_Problem requirements_
Reproduce exactly the lines from the one containing "Output the text content of this document." through the last line of the records below, both included, and nothing else.

══════

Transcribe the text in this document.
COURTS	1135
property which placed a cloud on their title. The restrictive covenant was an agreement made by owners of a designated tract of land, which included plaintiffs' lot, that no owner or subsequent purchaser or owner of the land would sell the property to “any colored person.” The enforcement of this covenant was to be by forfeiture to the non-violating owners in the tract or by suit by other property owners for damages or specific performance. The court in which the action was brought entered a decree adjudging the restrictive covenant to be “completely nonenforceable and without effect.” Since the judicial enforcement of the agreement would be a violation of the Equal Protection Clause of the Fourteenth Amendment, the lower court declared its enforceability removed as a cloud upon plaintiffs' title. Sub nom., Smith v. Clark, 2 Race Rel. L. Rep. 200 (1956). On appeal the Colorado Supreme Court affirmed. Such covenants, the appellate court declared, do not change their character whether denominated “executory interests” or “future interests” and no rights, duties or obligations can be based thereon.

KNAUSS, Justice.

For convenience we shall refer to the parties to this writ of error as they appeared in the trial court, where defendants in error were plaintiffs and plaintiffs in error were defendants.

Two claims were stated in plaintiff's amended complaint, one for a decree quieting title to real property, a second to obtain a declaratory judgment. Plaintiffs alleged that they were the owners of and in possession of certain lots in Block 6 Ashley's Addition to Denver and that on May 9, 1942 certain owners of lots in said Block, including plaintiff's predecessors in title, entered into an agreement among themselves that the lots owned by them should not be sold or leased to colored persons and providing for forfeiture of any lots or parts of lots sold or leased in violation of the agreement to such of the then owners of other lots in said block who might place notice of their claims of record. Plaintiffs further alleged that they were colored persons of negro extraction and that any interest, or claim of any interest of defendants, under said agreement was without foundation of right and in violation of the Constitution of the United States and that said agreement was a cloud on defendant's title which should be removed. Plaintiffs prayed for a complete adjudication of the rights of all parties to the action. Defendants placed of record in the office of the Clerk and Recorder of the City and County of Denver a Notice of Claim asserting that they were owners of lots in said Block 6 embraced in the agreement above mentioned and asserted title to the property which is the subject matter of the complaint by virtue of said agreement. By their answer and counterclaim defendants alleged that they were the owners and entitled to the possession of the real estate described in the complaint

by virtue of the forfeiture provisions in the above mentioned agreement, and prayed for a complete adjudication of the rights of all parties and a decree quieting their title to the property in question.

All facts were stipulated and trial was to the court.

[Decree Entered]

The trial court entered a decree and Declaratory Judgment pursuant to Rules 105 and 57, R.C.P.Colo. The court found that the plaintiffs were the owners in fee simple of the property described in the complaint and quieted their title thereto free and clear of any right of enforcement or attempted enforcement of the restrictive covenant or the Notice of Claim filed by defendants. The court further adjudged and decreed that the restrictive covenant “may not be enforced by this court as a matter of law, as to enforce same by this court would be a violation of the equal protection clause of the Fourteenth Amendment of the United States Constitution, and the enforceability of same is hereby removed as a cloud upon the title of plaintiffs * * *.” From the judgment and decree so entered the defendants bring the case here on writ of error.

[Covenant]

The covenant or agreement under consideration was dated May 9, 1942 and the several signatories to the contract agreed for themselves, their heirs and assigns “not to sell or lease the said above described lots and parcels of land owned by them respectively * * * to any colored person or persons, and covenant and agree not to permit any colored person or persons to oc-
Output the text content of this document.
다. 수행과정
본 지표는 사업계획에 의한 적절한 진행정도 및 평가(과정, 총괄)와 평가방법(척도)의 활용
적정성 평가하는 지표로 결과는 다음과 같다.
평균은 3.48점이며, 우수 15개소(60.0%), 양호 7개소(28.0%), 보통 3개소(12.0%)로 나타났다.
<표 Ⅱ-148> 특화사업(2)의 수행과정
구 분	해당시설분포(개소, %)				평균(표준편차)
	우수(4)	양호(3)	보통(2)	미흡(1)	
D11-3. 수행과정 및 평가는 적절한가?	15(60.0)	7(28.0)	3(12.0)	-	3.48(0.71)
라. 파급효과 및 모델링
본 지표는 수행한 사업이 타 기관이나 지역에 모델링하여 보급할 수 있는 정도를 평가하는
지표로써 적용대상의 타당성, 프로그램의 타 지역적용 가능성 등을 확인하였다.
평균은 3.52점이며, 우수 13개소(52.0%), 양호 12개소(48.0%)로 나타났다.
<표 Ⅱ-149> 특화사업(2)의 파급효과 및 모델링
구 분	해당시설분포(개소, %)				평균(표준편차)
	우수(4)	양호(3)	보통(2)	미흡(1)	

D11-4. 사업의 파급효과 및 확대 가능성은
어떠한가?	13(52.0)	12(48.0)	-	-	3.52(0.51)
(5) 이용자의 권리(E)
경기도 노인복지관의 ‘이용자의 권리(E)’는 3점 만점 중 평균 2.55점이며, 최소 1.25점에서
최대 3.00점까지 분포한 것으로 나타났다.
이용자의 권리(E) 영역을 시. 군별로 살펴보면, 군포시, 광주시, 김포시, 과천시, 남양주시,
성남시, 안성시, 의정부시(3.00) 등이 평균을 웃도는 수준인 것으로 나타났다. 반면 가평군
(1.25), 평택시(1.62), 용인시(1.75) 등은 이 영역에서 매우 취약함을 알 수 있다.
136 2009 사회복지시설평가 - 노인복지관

══════

_Task answer_
Output the text content of this document.
다. 수행과정
본 지표는 사업계획에 의한 적절한 진행정도 및 평가(과정, 총괄)와 평가방법(척도)의 활용
적정성 평가하는 지표로 결과는 다음과 같다.
평균은 3.48점이며, 우수 15개소(60.0%), 양호 7개소(28.0%), 보통 3개소(12.0%)로 나타났다.
<표 Ⅱ-148> 특화사업(2)의 수행과정
구 분	해당시설분포(개소, %)				평균(표준편차)
	우수(4)	양호(3)	보통(2)	미흡(1)	
D11-3. 수행과정 및 평가는 적절한가?	15(60.0)	7(28.0)	3(12.0)	-	3.48(0.71)
라. 파급효과 및 모델링
본 지표는 수행한 사업이 타 기관이나 지역에 모델링하여 보급할 수 있는 정도를 평가하는
지표로써 적용대상의 타당성, 프로그램의 타 지역적용 가능성 등을 확인하였다.
평균은 3.52점이며, 우수 13개소(52.0%), 양호 12개소(48.0%)로 나타났다.
<표 Ⅱ-149> 특화사업(2)의 파급효과 및 모델링
구 분	해당시설분포(개소, %)				평균(표준편차)
	우수(4)	양호(3)	보통(2)	미흡(1)	

D11-4. 사업의 파급효과 및 확대 가능성은
어떠한가?	13(52.0)	12(48.0)	-	-	3.52(0.51)
(5) 이용자의 권리(E)
경기도 노인복지관의 ‘이용자의 권리(E)’는 3점 만점 중 평균 2.55점이며, 최소 1.25점에서
최대 3.00점까지 분포한 것으로 나타났다.
이용자의 권리(E) 영역을 시. 군별로 살펴보면, 군포시, 광주시, 김포시, 과천시, 남양주시,
성남시, 안성시, 의정부시(3.00) 등이 평균을 웃도는 수준인 것으로 나타났다. 반면 가평군
(1.25), 평택시(1.62), 용인시(1.75) 등은 이 영역에서 매우 취약함을 알 수 있다.
136 2009 사회복지시설평가 - 노인복지관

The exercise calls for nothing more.